RECORDS PROVIDED:
************
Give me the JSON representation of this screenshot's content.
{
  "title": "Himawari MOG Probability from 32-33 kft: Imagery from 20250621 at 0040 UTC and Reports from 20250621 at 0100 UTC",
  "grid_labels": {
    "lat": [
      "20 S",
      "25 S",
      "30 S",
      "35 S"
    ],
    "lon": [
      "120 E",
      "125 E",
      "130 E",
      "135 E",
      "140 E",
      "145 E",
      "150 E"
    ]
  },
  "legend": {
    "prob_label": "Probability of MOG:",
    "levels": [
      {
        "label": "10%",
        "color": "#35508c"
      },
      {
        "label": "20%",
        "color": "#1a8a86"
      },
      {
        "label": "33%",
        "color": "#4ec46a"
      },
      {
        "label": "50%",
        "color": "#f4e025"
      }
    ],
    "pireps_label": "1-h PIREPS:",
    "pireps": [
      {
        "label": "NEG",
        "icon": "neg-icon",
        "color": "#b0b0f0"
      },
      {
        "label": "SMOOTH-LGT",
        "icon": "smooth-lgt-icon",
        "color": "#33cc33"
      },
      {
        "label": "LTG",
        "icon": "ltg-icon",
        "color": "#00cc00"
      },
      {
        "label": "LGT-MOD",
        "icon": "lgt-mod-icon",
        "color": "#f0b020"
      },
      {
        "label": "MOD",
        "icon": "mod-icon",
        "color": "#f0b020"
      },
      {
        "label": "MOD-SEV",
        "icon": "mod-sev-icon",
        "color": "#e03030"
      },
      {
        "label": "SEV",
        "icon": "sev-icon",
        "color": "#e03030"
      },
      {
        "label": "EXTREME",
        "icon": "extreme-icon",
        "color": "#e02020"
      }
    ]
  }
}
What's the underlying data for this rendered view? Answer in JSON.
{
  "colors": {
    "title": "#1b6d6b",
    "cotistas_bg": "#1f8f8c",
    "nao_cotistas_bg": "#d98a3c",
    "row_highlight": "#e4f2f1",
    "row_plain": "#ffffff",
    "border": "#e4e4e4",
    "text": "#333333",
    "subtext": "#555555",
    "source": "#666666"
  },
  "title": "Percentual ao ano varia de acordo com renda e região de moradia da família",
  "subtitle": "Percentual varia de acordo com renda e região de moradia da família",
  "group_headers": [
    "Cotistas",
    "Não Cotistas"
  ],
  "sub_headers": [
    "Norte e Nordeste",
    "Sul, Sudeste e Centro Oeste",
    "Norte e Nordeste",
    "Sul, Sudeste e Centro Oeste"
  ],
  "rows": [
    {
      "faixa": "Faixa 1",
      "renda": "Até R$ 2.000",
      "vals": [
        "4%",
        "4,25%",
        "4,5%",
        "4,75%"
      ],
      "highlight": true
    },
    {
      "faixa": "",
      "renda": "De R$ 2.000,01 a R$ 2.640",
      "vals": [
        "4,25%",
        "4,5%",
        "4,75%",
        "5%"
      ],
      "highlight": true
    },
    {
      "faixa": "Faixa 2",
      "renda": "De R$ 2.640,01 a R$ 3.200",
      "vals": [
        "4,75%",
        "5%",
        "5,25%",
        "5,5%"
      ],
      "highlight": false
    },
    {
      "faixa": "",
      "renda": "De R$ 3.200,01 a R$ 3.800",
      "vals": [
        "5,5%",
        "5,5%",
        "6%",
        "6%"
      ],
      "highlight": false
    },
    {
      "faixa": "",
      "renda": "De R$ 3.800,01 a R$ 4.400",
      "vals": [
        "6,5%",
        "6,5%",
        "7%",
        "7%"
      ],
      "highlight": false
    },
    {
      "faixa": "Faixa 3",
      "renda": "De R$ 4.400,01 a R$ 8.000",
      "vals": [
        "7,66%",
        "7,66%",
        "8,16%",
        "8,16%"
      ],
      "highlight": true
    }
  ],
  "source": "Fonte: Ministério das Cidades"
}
************
AIM OF THE TASK:
Copy out the lines that hold "source".

RESPONSE TO THIS TASK:
    "source": "#666666"
  "source": "Fonte: Ministério das Cidades"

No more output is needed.